Task description → Would you pull out every line of the material that contains the string "color"?

Rows from a figure dataset →
----
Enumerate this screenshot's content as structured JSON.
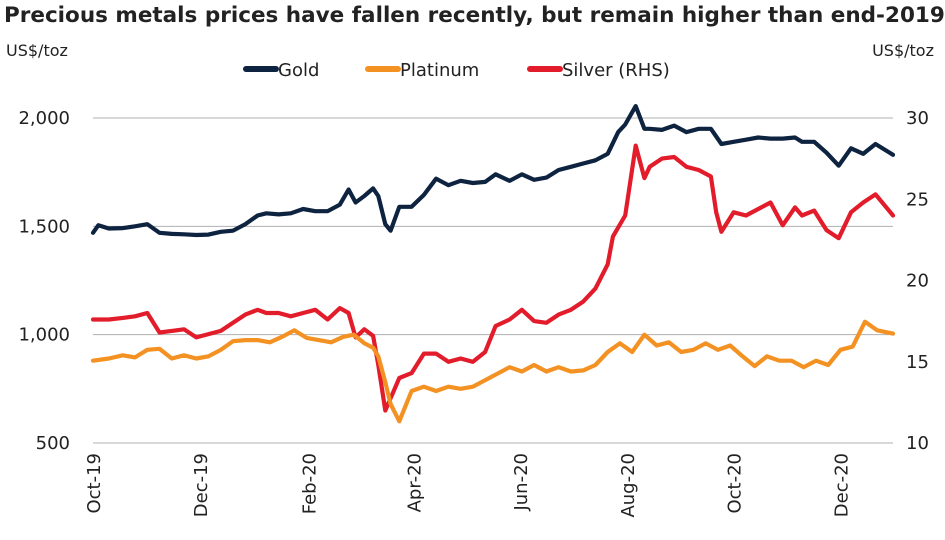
{
  "chart_data": {
    "type": "line",
    "title": "Precious metals prices have fallen recently, but remain higher than end-2019",
    "ylabel_left": "US$/toz",
    "ylabel_right": "US$/toz",
    "ylim_left": [
      500,
      2000
    ],
    "ylim_right": [
      10,
      30
    ],
    "y_ticks_left": [
      {
        "value": 500,
        "label": "500"
      },
      {
        "value": 1000,
        "label": "1,000"
      },
      {
        "value": 1500,
        "label": "1,500"
      },
      {
        "value": 2000,
        "label": "2,000"
      }
    ],
    "y_ticks_right": [
      {
        "value": 10,
        "label": "10"
      },
      {
        "value": 15,
        "label": "15"
      },
      {
        "value": 20,
        "label": "20"
      },
      {
        "value": 25,
        "label": "25"
      },
      {
        "value": 30,
        "label": "30"
      }
    ],
    "x_range": [
      "2019-10-01",
      "2020-12-31"
    ],
    "x_ticks": [
      {
        "value": "2019-10-01",
        "label": "Oct-19"
      },
      {
        "value": "2019-12-01",
        "label": "Dec-19"
      },
      {
        "value": "2020-02-01",
        "label": "Feb-20"
      },
      {
        "value": "2020-04-01",
        "label": "Apr-20"
      },
      {
        "value": "2020-06-01",
        "label": "Jun-20"
      },
      {
        "value": "2020-08-01",
        "label": "Aug-20"
      },
      {
        "value": "2020-10-01",
        "label": "Oct-20"
      },
      {
        "value": "2020-12-01",
        "label": "Dec-20"
      }
    ],
    "grid": "horizontal",
    "legend_position": "top",
    "series": [
      {
        "name": "Gold",
        "axis": "left",
        "color": "#0d2340",
        "x": [
          "2019-10-01",
          "2019-10-04",
          "2019-10-10",
          "2019-10-18",
          "2019-10-25",
          "2019-11-01",
          "2019-11-08",
          "2019-11-15",
          "2019-11-22",
          "2019-11-29",
          "2019-12-06",
          "2019-12-13",
          "2019-12-20",
          "2019-12-27",
          "2020-01-03",
          "2020-01-08",
          "2020-01-15",
          "2020-01-22",
          "2020-01-29",
          "2020-02-05",
          "2020-02-12",
          "2020-02-19",
          "2020-02-24",
          "2020-02-28",
          "2020-03-04",
          "2020-03-09",
          "2020-03-12",
          "2020-03-16",
          "2020-03-19",
          "2020-03-24",
          "2020-03-31",
          "2020-04-07",
          "2020-04-14",
          "2020-04-21",
          "2020-04-28",
          "2020-05-05",
          "2020-05-12",
          "2020-05-18",
          "2020-05-26",
          "2020-06-02",
          "2020-06-09",
          "2020-06-16",
          "2020-06-23",
          "2020-06-30",
          "2020-07-07",
          "2020-07-14",
          "2020-07-21",
          "2020-07-27",
          "2020-07-31",
          "2020-08-06",
          "2020-08-11",
          "2020-08-14",
          "2020-08-21",
          "2020-08-28",
          "2020-09-04",
          "2020-09-11",
          "2020-09-18",
          "2020-09-24",
          "2020-10-01",
          "2020-10-08",
          "2020-10-15",
          "2020-10-22",
          "2020-10-29",
          "2020-11-05",
          "2020-11-09",
          "2020-11-16",
          "2020-11-23",
          "2020-11-30",
          "2020-12-07",
          "2020-12-14",
          "2020-12-21",
          "2020-12-31"
        ],
        "values": [
          1470,
          1505,
          1490,
          1492,
          1500,
          1510,
          1470,
          1465,
          1463,
          1460,
          1462,
          1475,
          1480,
          1510,
          1550,
          1560,
          1555,
          1560,
          1580,
          1570,
          1570,
          1600,
          1670,
          1610,
          1640,
          1675,
          1640,
          1510,
          1480,
          1590,
          1590,
          1645,
          1720,
          1690,
          1710,
          1700,
          1705,
          1740,
          1710,
          1740,
          1715,
          1725,
          1760,
          1775,
          1790,
          1805,
          1835,
          1935,
          1970,
          2055,
          1950,
          1950,
          1945,
          1965,
          1935,
          1950,
          1950,
          1880,
          1890,
          1900,
          1910,
          1905,
          1905,
          1910,
          1890,
          1890,
          1840,
          1780,
          1860,
          1835,
          1880,
          1830
        ]
      },
      {
        "name": "Platinum",
        "axis": "left",
        "color": "#f39223",
        "x": [
          "2019-10-01",
          "2019-10-10",
          "2019-10-18",
          "2019-10-25",
          "2019-11-01",
          "2019-11-08",
          "2019-11-15",
          "2019-11-22",
          "2019-11-29",
          "2019-12-06",
          "2019-12-13",
          "2019-12-20",
          "2019-12-27",
          "2020-01-03",
          "2020-01-10",
          "2020-01-17",
          "2020-01-24",
          "2020-01-31",
          "2020-02-07",
          "2020-02-14",
          "2020-02-21",
          "2020-02-27",
          "2020-03-04",
          "2020-03-09",
          "2020-03-12",
          "2020-03-16",
          "2020-03-19",
          "2020-03-24",
          "2020-03-31",
          "2020-04-07",
          "2020-04-14",
          "2020-04-21",
          "2020-04-28",
          "2020-05-05",
          "2020-05-12",
          "2020-05-19",
          "2020-05-26",
          "2020-06-02",
          "2020-06-09",
          "2020-06-16",
          "2020-06-23",
          "2020-06-30",
          "2020-07-07",
          "2020-07-14",
          "2020-07-21",
          "2020-07-28",
          "2020-08-04",
          "2020-08-11",
          "2020-08-18",
          "2020-08-25",
          "2020-09-01",
          "2020-09-08",
          "2020-09-15",
          "2020-09-22",
          "2020-09-29",
          "2020-10-06",
          "2020-10-13",
          "2020-10-20",
          "2020-10-27",
          "2020-11-03",
          "2020-11-10",
          "2020-11-17",
          "2020-11-24",
          "2020-12-01",
          "2020-12-08",
          "2020-12-15",
          "2020-12-22",
          "2020-12-31"
        ],
        "values": [
          880,
          890,
          905,
          895,
          930,
          935,
          890,
          905,
          890,
          900,
          930,
          970,
          975,
          975,
          965,
          990,
          1020,
          985,
          975,
          965,
          990,
          1000,
          960,
          940,
          900,
          780,
          680,
          600,
          740,
          760,
          740,
          760,
          750,
          760,
          790,
          820,
          850,
          830,
          860,
          830,
          850,
          830,
          835,
          860,
          920,
          960,
          920,
          1000,
          950,
          965,
          920,
          930,
          960,
          930,
          950,
          900,
          855,
          900,
          880,
          880,
          850,
          880,
          860,
          930,
          945,
          1060,
          1020,
          1005
        ]
      },
      {
        "name": "Silver (RHS)",
        "axis": "right",
        "color": "#e31c2b",
        "x": [
          "2019-10-01",
          "2019-10-10",
          "2019-10-18",
          "2019-10-25",
          "2019-11-01",
          "2019-11-08",
          "2019-11-15",
          "2019-11-22",
          "2019-11-29",
          "2019-12-06",
          "2019-12-13",
          "2019-12-20",
          "2019-12-27",
          "2020-01-03",
          "2020-01-08",
          "2020-01-15",
          "2020-01-22",
          "2020-01-29",
          "2020-02-05",
          "2020-02-12",
          "2020-02-19",
          "2020-02-24",
          "2020-02-28",
          "2020-03-04",
          "2020-03-09",
          "2020-03-12",
          "2020-03-16",
          "2020-03-18",
          "2020-03-24",
          "2020-03-31",
          "2020-04-07",
          "2020-04-14",
          "2020-04-21",
          "2020-04-28",
          "2020-05-05",
          "2020-05-12",
          "2020-05-18",
          "2020-05-26",
          "2020-06-02",
          "2020-06-09",
          "2020-06-16",
          "2020-06-23",
          "2020-06-30",
          "2020-07-07",
          "2020-07-14",
          "2020-07-21",
          "2020-07-24",
          "2020-07-31",
          "2020-08-06",
          "2020-08-11",
          "2020-08-14",
          "2020-08-21",
          "2020-08-28",
          "2020-09-04",
          "2020-09-11",
          "2020-09-18",
          "2020-09-21",
          "2020-09-24",
          "2020-10-01",
          "2020-10-08",
          "2020-10-15",
          "2020-10-22",
          "2020-10-29",
          "2020-11-05",
          "2020-11-09",
          "2020-11-16",
          "2020-11-23",
          "2020-11-30",
          "2020-12-07",
          "2020-12-14",
          "2020-12-21",
          "2020-12-31"
        ],
        "values": [
          17.6,
          17.6,
          17.7,
          17.8,
          18.0,
          16.8,
          16.9,
          17.0,
          16.5,
          16.7,
          16.9,
          17.4,
          17.9,
          18.2,
          18.0,
          18.0,
          17.8,
          18.0,
          18.2,
          17.6,
          18.3,
          18.0,
          16.5,
          17.0,
          16.6,
          14.8,
          12.0,
          12.5,
          14.0,
          14.3,
          15.5,
          15.5,
          15.0,
          15.2,
          15.0,
          15.6,
          17.2,
          17.6,
          18.2,
          17.5,
          17.4,
          17.9,
          18.2,
          18.7,
          19.5,
          21.0,
          22.7,
          24.0,
          28.3,
          26.3,
          27.0,
          27.5,
          27.6,
          27.0,
          26.8,
          26.4,
          24.2,
          23.0,
          24.2,
          24.0,
          24.4,
          24.8,
          23.4,
          24.5,
          24.0,
          24.3,
          23.1,
          22.6,
          24.2,
          24.8,
          25.3,
          24.0
        ]
      }
    ]
  }
}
----
Full output →
        "color": "#0d2340",
        "color": "#f39223",
        "color": "#e31c2b",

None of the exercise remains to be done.